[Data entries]
============================================================

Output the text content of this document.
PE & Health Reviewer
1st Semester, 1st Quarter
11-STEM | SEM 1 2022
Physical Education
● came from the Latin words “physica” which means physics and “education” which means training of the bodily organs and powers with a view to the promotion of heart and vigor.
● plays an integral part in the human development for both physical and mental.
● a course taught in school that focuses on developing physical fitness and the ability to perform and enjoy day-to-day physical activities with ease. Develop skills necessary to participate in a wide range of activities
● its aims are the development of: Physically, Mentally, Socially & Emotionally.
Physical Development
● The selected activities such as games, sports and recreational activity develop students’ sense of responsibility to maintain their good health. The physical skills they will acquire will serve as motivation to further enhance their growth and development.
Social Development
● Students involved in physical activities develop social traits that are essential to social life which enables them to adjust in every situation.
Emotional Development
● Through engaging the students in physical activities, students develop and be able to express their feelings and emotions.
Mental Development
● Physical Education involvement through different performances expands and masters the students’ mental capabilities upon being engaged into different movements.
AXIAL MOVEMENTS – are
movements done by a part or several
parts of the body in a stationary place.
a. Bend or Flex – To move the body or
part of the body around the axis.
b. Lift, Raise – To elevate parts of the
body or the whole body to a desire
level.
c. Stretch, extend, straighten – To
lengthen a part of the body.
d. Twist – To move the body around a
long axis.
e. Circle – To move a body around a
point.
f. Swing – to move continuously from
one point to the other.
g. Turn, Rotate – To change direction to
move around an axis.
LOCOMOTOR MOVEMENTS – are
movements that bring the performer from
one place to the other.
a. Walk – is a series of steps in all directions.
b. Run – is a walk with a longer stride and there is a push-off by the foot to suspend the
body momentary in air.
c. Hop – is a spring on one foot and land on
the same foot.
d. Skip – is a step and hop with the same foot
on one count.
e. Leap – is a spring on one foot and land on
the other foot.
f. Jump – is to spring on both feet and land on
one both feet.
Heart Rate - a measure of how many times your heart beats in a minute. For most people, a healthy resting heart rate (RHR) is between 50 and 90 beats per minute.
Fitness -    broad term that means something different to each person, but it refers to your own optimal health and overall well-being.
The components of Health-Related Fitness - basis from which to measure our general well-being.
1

============================================================

Search the preceding listing for the word "with" and pull out every line that holds it.

● came from the Latin words “physica” which means physics and “education” which means training of the bodily organs and powers with a view to the promotion of heart and vigor.
● a course taught in school that focuses on developing physical fitness and the ability to perform and enjoy day-to-day physical activities with ease. Develop skills necessary to participate in a wide range of activities
b. Run – is a walk with a longer stride and there is a push-off by the foot to suspend the
d. Skip – is a step and hop with the same foot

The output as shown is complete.